> _Work to do_
Copy out verbatim the lines of the listing below, starting with the line that contains "Patent image size: (969, 445)." and continuing through the line that contains "The substrate 11 is at (717, 338).".

> _Available records_
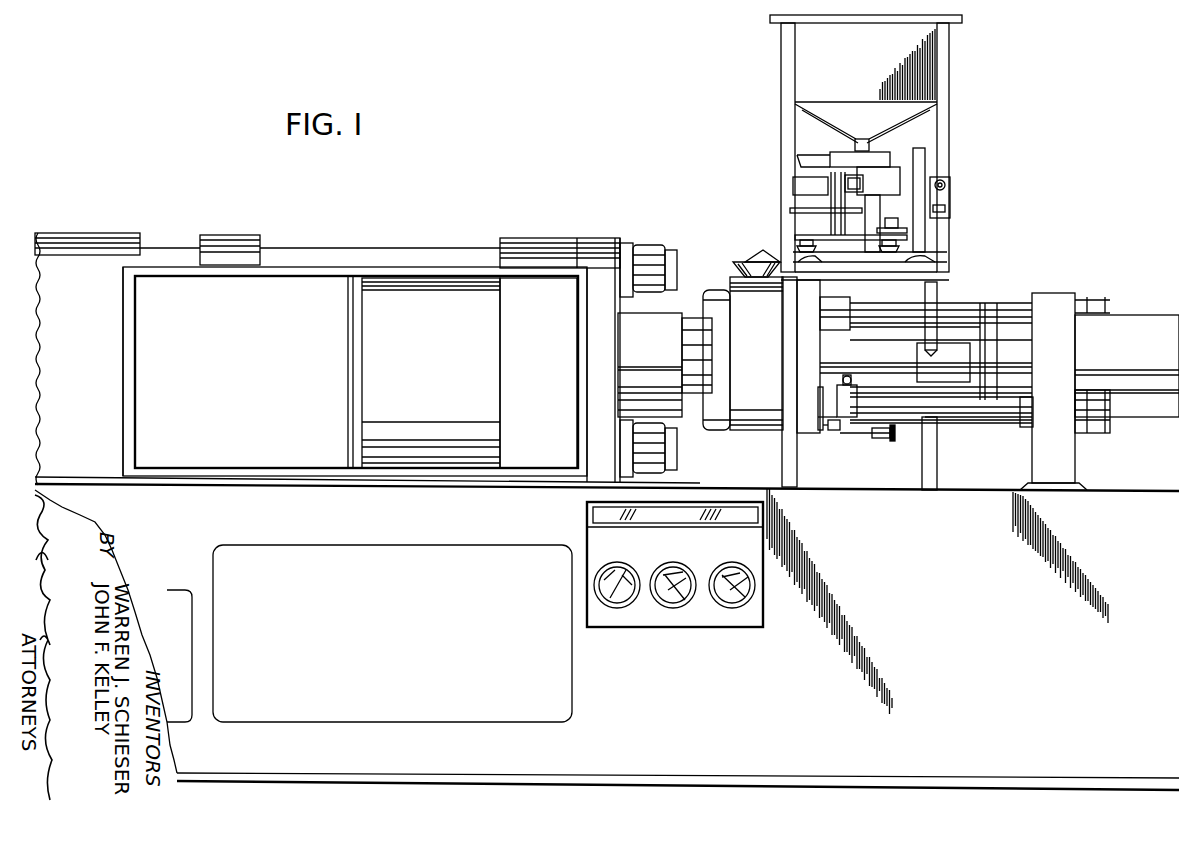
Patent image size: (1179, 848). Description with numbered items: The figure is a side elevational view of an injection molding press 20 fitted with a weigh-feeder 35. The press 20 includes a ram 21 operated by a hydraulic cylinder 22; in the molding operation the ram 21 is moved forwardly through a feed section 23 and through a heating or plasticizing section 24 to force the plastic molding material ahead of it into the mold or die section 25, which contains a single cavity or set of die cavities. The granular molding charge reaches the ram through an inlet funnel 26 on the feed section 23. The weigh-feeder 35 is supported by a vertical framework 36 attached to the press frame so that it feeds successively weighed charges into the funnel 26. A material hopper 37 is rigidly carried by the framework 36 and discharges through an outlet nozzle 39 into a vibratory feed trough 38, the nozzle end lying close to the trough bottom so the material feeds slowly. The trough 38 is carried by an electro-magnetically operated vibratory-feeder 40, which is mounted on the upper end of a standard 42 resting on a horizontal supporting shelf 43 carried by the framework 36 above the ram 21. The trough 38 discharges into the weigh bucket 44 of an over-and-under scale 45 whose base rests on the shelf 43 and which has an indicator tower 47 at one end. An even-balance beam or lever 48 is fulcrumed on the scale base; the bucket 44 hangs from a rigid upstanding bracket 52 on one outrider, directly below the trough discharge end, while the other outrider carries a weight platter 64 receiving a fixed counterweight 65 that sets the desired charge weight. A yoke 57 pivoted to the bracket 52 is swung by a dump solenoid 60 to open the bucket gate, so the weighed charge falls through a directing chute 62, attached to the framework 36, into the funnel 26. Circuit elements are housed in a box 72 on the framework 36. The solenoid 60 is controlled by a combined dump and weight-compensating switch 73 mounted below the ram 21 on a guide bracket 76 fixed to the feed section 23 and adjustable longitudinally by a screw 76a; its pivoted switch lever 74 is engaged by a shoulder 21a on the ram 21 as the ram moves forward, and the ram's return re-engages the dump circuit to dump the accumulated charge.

The press 20 is at (522, 233).
The ram 21 is at (856, 352).
The shoulder 21a is at (933, 417).
The hydraulic cylinder 22 is at (1115, 323).
The feed section 23 is at (742, 305).
The heating or plasticizing section 24 is at (657, 377).
The mold or die section 25 is at (515, 367).
The inlet funnel 26 is at (750, 270).
The weigh-feeder 35 is at (913, 133).
The vertical framework 36 is at (942, 65).
The material hopper 37 is at (830, 113).
The vibratory feed trough 38 is at (807, 156).
The outlet nozzle 39 is at (843, 143).
The vibratory-feeder 40 is at (893, 178).
The standard 42 is at (942, 187).
The horizontal supporting shelf 43 is at (913, 255).
The weigh bucket 44 is at (803, 185).
The scale 45 is at (920, 272).
The indicator tower 47 is at (920, 150).
The even-balance beam or lever 48 is at (830, 240).
The rigid upstanding bracket 52 is at (800, 233).
The yoke 57 is at (810, 207).
The dump solenoid 60 is at (853, 180).
The directing chute 62 is at (767, 250).
The weight platter 64 is at (905, 230).
The fixed counterweight 65 is at (925, 237).
The box 72 is at (950, 200).
The combined dump switch and weight-compensating switch 73 is at (845, 412).
The pivoted switch lever 74 is at (853, 385).
The guide bracket 76 is at (830, 427).
The screw 76a is at (877, 438).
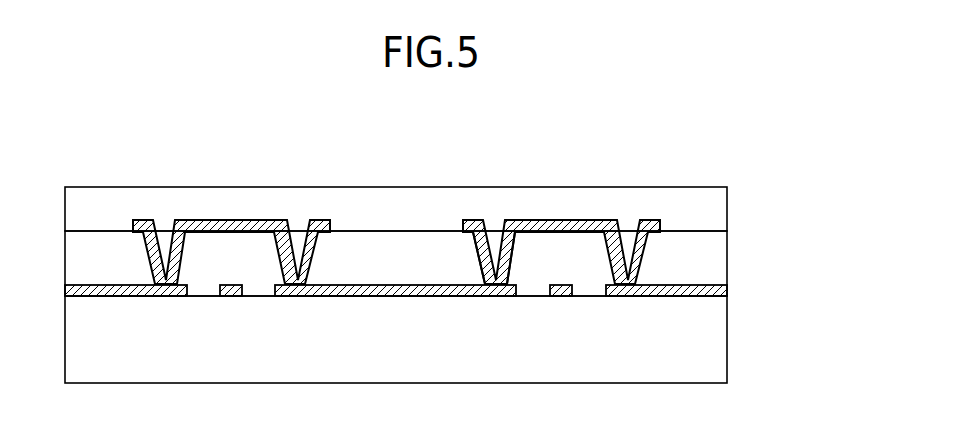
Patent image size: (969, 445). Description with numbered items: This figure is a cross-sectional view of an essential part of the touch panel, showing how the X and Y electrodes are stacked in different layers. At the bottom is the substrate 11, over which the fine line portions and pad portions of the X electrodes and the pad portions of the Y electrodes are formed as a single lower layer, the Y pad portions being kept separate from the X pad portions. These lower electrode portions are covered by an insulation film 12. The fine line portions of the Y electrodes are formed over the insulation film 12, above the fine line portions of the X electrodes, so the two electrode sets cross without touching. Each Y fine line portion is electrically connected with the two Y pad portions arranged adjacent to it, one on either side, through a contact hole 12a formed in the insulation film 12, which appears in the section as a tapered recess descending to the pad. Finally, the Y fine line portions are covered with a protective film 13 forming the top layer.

The substrate 11 is at (717, 338).
The insulation film 12 is at (717, 256).
The protective film 13 is at (717, 205).
The contact hole 12a is at (513, 247).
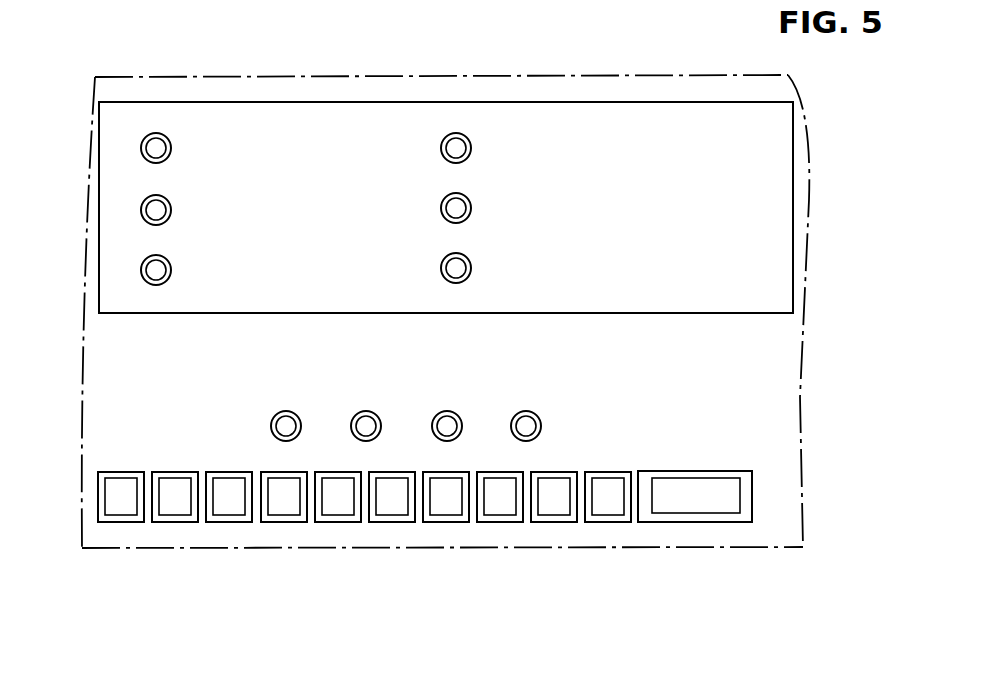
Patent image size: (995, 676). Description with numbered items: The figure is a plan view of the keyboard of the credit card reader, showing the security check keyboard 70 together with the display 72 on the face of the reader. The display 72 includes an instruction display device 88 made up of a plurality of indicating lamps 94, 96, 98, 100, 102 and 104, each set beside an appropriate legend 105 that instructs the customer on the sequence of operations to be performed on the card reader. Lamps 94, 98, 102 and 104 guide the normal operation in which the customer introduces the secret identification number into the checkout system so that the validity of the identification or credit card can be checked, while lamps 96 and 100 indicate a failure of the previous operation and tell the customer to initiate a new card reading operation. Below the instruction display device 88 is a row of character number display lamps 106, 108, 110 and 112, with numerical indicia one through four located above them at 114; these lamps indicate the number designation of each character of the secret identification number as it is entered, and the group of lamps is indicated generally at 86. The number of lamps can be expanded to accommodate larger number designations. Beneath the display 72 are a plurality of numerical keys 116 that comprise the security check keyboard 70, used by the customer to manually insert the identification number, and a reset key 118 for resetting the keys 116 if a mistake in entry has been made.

The security check keyboard 70 is at (763, 547).
The display 72 is at (798, 390).
The lamp group 86 is at (434, 400).
The instruction display device 88 is at (783, 288).
The indicating lamp 94 is at (156, 147).
The indicating lamp 96 is at (152, 205).
The indicating lamp 98 is at (153, 267).
The indicating lamp 100 is at (456, 146).
The indicating lamp 102 is at (455, 206).
The indicating lamp 104 is at (452, 276).
The legends 105 is at (700, 270).
The character number display lamp 106 is at (274, 427).
The character number display lamp 108 is at (360, 432).
The character number display lamp 110 is at (440, 430).
The character number display lamp 112 is at (518, 430).
The numerical indicia 114 is at (537, 377).
The numerical keys 116 is at (178, 517).
The reset key 118 is at (683, 512).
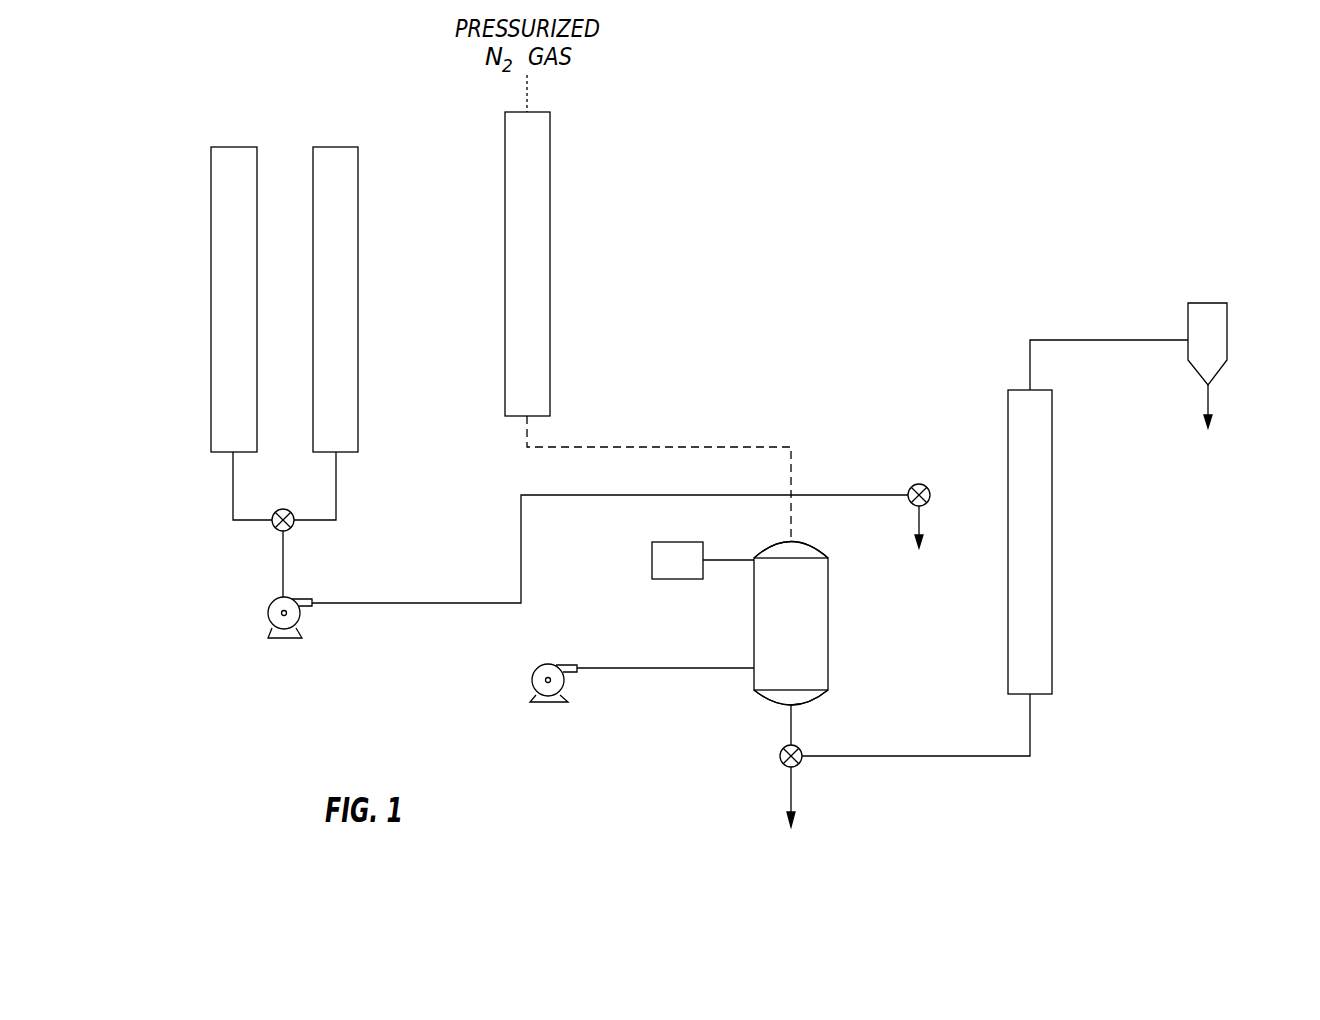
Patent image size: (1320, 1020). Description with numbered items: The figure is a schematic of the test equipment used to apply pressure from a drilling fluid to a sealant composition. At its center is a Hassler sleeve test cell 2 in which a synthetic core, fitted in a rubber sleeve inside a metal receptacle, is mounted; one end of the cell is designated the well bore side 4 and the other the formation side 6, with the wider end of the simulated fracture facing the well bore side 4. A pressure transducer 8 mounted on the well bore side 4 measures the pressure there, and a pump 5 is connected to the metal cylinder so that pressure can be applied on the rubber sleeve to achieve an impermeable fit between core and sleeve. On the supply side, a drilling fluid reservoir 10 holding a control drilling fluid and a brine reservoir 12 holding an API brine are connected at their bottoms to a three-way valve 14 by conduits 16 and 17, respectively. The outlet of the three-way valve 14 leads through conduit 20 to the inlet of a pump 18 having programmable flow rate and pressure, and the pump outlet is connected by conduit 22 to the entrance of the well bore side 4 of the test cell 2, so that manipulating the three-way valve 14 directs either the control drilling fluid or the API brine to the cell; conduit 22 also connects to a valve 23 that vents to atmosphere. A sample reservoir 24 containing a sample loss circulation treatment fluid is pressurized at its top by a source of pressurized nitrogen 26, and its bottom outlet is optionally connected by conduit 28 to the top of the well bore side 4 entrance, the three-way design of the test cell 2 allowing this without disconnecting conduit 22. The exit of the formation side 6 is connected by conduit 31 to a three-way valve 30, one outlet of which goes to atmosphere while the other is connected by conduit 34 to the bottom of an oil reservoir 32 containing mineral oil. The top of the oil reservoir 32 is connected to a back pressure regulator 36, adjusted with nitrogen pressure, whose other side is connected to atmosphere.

The Hassler sleeve test cell 2 is at (799, 628).
The well bore side 4 is at (778, 542).
The pump 5 is at (532, 672).
The formation side 6 is at (818, 700).
The pressure transducer 8 is at (660, 579).
The drilling fluid reservoir 10 is at (211, 200).
The brine reservoir 12 is at (358, 213).
The three-way valve 14 is at (275, 528).
The conduit 16 is at (233, 480).
The conduit 17 is at (336, 500).
The pump 18 is at (268, 612).
The conduit 20 is at (285, 577).
The conduit 22 is at (542, 495).
The valve 23 is at (919, 484).
The sample reservoir 24 is at (550, 250).
The source of pressurized nitrogen 26 is at (535, 86).
The conduit 28 is at (660, 447).
The three-way valve 30 is at (778, 765).
The conduit 31 is at (788, 727).
The oil reservoir 32 is at (1052, 620).
The conduit 34 is at (942, 757).
The back pressure regulator 36 is at (1227, 330).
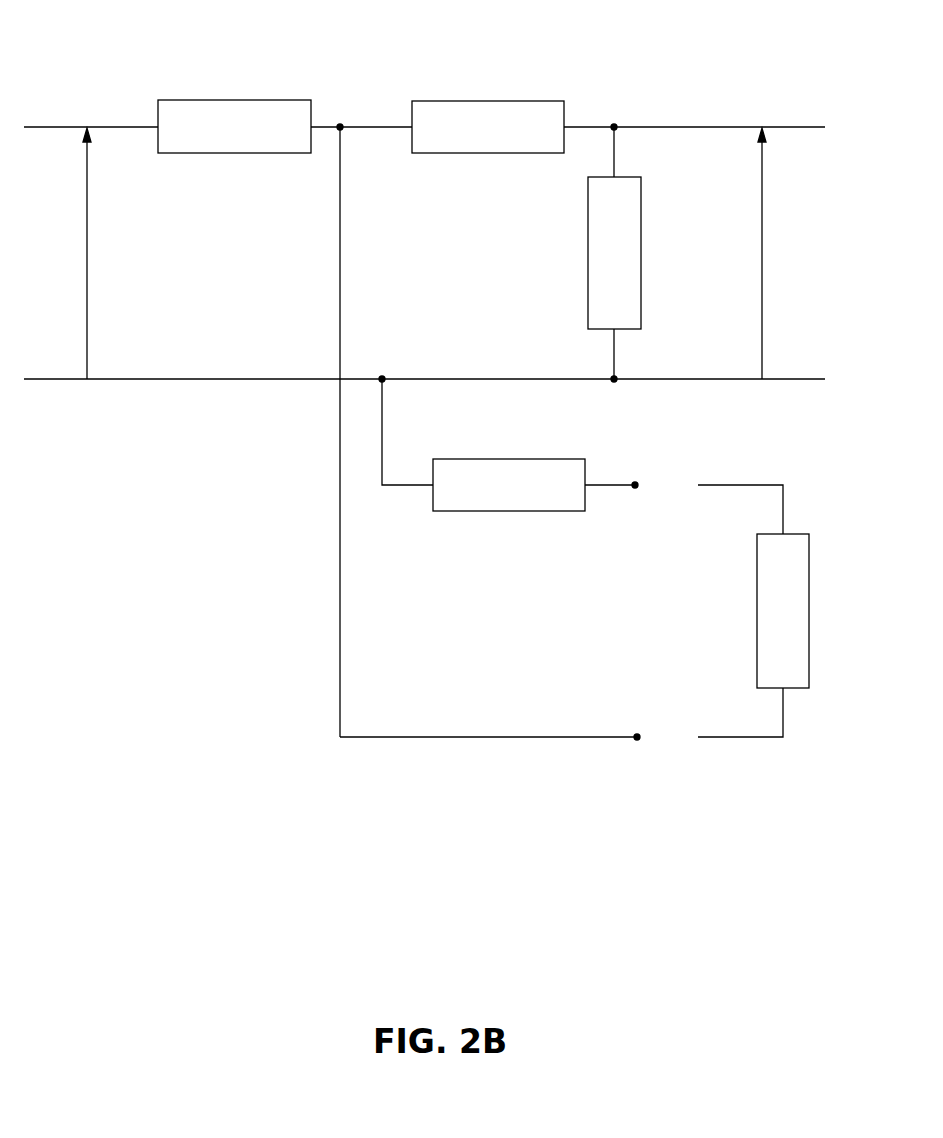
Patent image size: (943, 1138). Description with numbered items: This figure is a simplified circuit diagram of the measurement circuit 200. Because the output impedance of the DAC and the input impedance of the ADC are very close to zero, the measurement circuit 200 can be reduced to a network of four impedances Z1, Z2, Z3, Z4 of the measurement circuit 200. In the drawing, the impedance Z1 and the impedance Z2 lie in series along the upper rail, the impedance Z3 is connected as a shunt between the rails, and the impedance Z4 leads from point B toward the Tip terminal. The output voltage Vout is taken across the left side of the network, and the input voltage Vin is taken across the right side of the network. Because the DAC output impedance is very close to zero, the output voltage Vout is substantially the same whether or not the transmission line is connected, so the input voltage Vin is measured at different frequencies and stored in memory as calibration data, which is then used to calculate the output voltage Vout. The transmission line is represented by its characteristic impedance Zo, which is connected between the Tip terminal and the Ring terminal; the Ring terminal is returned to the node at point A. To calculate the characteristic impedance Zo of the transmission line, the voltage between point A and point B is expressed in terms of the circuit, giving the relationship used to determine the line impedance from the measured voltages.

The measurement circuit 200 is at (90, 68).
The impedance Z1 is at (234, 114).
The impedance Z2 is at (488, 115).
The impedance Z3 is at (633, 253).
The impedance Z4 is at (508, 445).
The characteristic impedance Zo is at (774, 611).
The point A is at (336, 115).
The point B is at (380, 368).
The element Tip is at (630, 472).
The element Ring is at (630, 724).
The output voltage Vout is at (106, 253).
The input voltage Vin is at (776, 253).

> _Correct answer_
Patent image size: (969, 445). Description with numbered items: This figure is a cross-sectional view of an essential part of the touch panel, showing how the X and Y electrodes are stacked in different layers. At the bottom is the substrate 11, over which the fine line portions and pad portions of the X electrodes and the pad portions of the Y electrodes are formed as a single lower layer, the Y pad portions being kept separate from the X pad portions. These lower electrode portions are covered by an insulation film 12. The fine line portions of the Y electrodes are formed over the insulation film 12, above the fine line portions of the X electrodes, so the two electrode sets cross without touching. Each Y fine line portion is electrically connected with the two Y pad portions arranged adjacent to it, one on either side, through a contact hole 12a formed in the insulation film 12, which appears in the section as a tapered recess descending to the pad. Finally, the Y fine line portions are covered with a protective film 13 forming the top layer.

The substrate 11 is at (717, 338).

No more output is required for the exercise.